- _DATA TO USE_:
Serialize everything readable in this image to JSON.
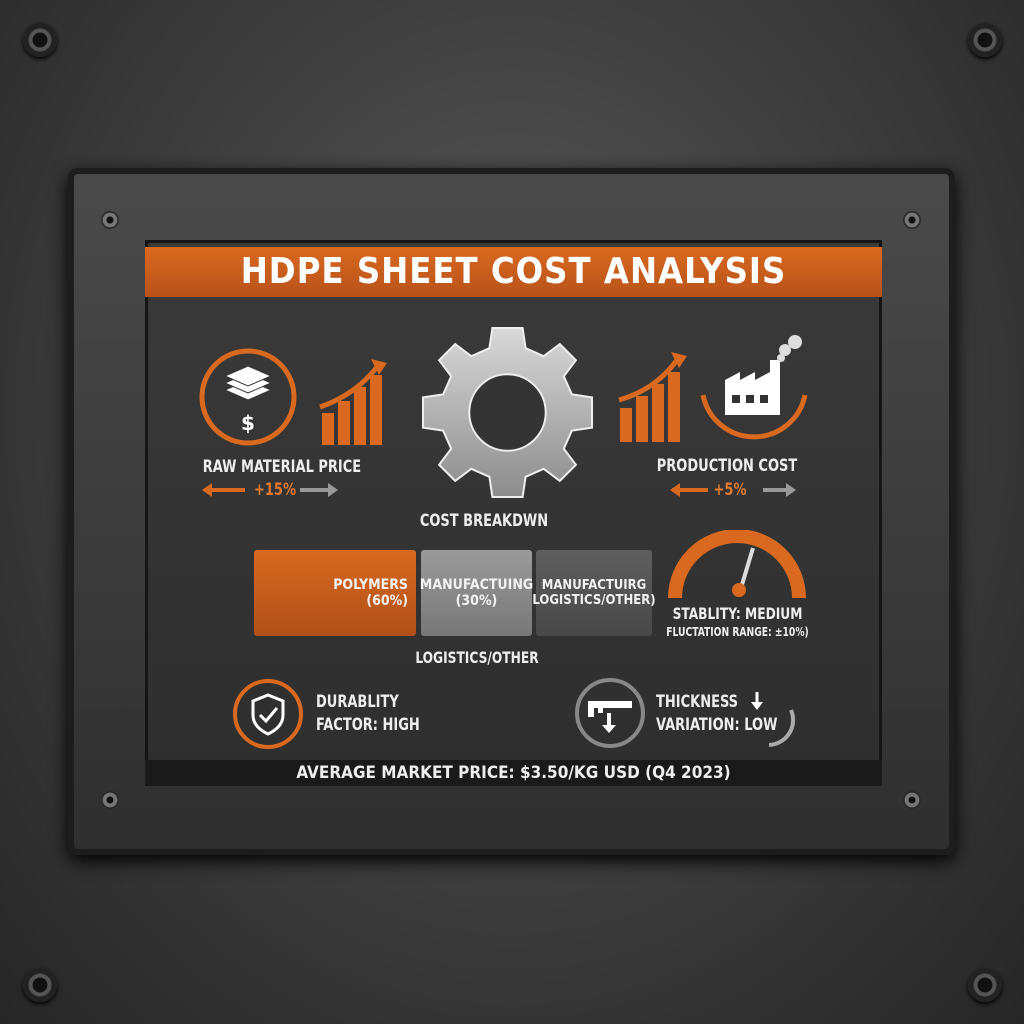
{
  "title": "HDPE SHEET COST ANALYSIS",
  "raw_material": {
    "label": "RAW MATERIAL PRICE",
    "change": "+15%"
  },
  "production": {
    "label": "PRODUCTION COST",
    "change": "+5%"
  },
  "breakdown": {
    "title": "COST BREAKDWN",
    "bars": [
      {
        "label": "POLYMERS",
        "value": "(60%)",
        "color": "#d0621c"
      },
      {
        "label": "MANUFACTUING",
        "value": "(30%)",
        "color": "#8a8a8a"
      },
      {
        "label": "MANUFACTUIRG",
        "value": "LOGISTICS/OTHER)",
        "color": "#555555"
      }
    ],
    "caption": "LOGISTICS/OTHER"
  },
  "stability": {
    "label": "STABLITY: MEDIUM",
    "range": "FLUCTATION RANGE: ±10%)"
  },
  "durability": {
    "line1": "DURABLITY",
    "line2": "FACTOR: HIGH"
  },
  "thickness": {
    "line1": "THICKNESS",
    "line2": "VARIATION:  LOW"
  },
  "footer": "AVERAGE MARKET PRICE: $3.50/KG USD (Q4 2023)",
  "colors": {
    "accent": "#d9691f",
    "panel": "#333333"
  }
}
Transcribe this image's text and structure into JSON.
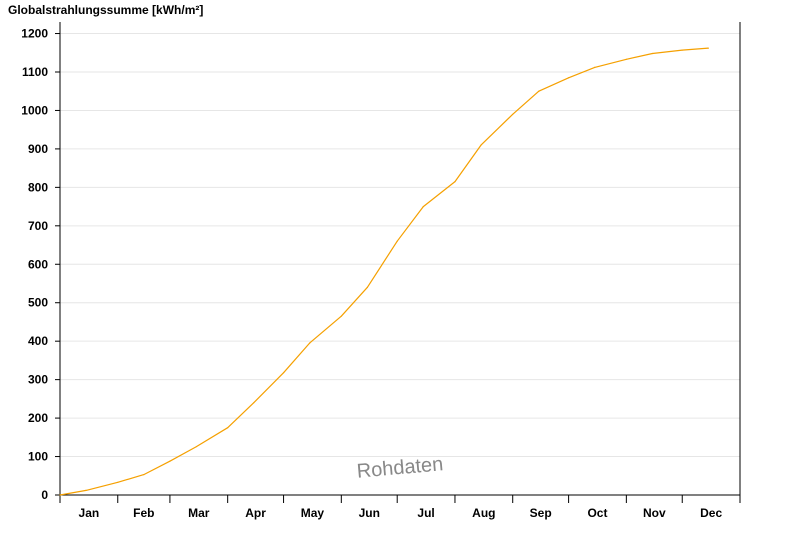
{
  "chart_data": {
    "type": "line",
    "title": "",
    "xlabel": "",
    "ylabel": "Globalstrahlungssumme [kWh/m²]",
    "ylim": [
      0,
      1230
    ],
    "yticks": [
      0,
      100,
      200,
      300,
      400,
      500,
      600,
      700,
      800,
      900,
      1000,
      1100,
      1200
    ],
    "categories": [
      "Jan",
      "Feb",
      "Mar",
      "Apr",
      "May",
      "Jun",
      "Jul",
      "Aug",
      "Sep",
      "Oct",
      "Nov",
      "Dec"
    ],
    "grid": true,
    "legend": "none",
    "series": [
      {
        "color": "#F5A000",
        "x": [
          1,
          15,
          32,
          46,
          60,
          74,
          91,
          105,
          121,
          135,
          152,
          166,
          182,
          196,
          213,
          227,
          244,
          258,
          274,
          288,
          305,
          319,
          335,
          349
        ],
        "y": [
          0,
          12,
          33,
          53,
          88,
          125,
          175,
          240,
          318,
          395,
          465,
          540,
          660,
          750,
          815,
          910,
          990,
          1050,
          1085,
          1112,
          1133,
          1148,
          1157,
          1162
        ]
      }
    ],
    "watermark": "Rohdaten"
  }
}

- _YOUR INSTRUCTIONS_: Pictures stay out; reproduce every line of the records exactly.

- _TASK RESPONSE_:
Serialize everything readable in this image to JSON.
{
  "title": "HDPE SHEET COST ANALYSIS",
  "raw_material": {
    "label": "RAW MATERIAL PRICE",
    "change": "+15%"
  },
  "production": {
    "label": "PRODUCTION COST",
    "change": "+5%"
  },
  "breakdown": {
    "title": "COST BREAKDWN",
    "bars": [
      {
        "label": "POLYMERS",
        "value": "(60%)",
        "color": "#d0621c"
      },
      {
        "label": "MANUFACTUING",
        "value": "(30%)",
        "color": "#8a8a8a"
      },
      {
        "label": "MANUFACTUIRG",
        "value": "LOGISTICS/OTHER)",
        "color": "#555555"
      }
    ],
    "caption": "LOGISTICS/OTHER"
  },
  "stability": {
    "label": "STABLITY: MEDIUM",
    "range": "FLUCTATION RANGE: ±10%)"
  },
  "durability": {
    "line1": "DURABLITY",
    "line2": "FACTOR: HIGH"
  },
  "thickness": {
    "line1": "THICKNESS",
    "line2": "VARIATION:  LOW"
  },
  "footer": "AVERAGE MARKET PRICE: $3.50/KG USD (Q4 2023)",
  "colors": {
    "accent": "#d9691f",
    "panel": "#333333"
  }
}
Transcribe this image's text and structure into JSON.
{
  "chart_data": {
    "type": "line",
    "title": "",
    "xlabel": "",
    "ylabel": "Globalstrahlungssumme [kWh/m²]",
    "ylim": [
      0,
      1230
    ],
    "yticks": [
      0,
      100,
      200,
      300,
      400,
      500,
      600,
      700,
      800,
      900,
      1000,
      1100,
      1200
    ],
    "categories": [
      "Jan",
      "Feb",
      "Mar",
      "Apr",
      "May",
      "Jun",
      "Jul",
      "Aug",
      "Sep",
      "Oct",
      "Nov",
      "Dec"
    ],
    "grid": true,
    "legend": "none",
    "series": [
      {
        "color": "#F5A000",
        "x": [
          1,
          15,
          32,
          46,
          60,
          74,
          91,
          105,
          121,
          135,
          152,
          166,
          182,
          196,
          213,
          227,
          244,
          258,
          274,
          288,
          305,
          319,
          335,
          349
        ],
        "y": [
          0,
          12,
          33,
          53,
          88,
          125,
          175,
          240,
          318,
          395,
          465,
          540,
          660,
          750,
          815,
          910,
          990,
          1050,
          1085,
          1112,
          1133,
          1148,
          1157,
          1162
        ]
      }
    ],
    "watermark": "Rohdaten"
  }
}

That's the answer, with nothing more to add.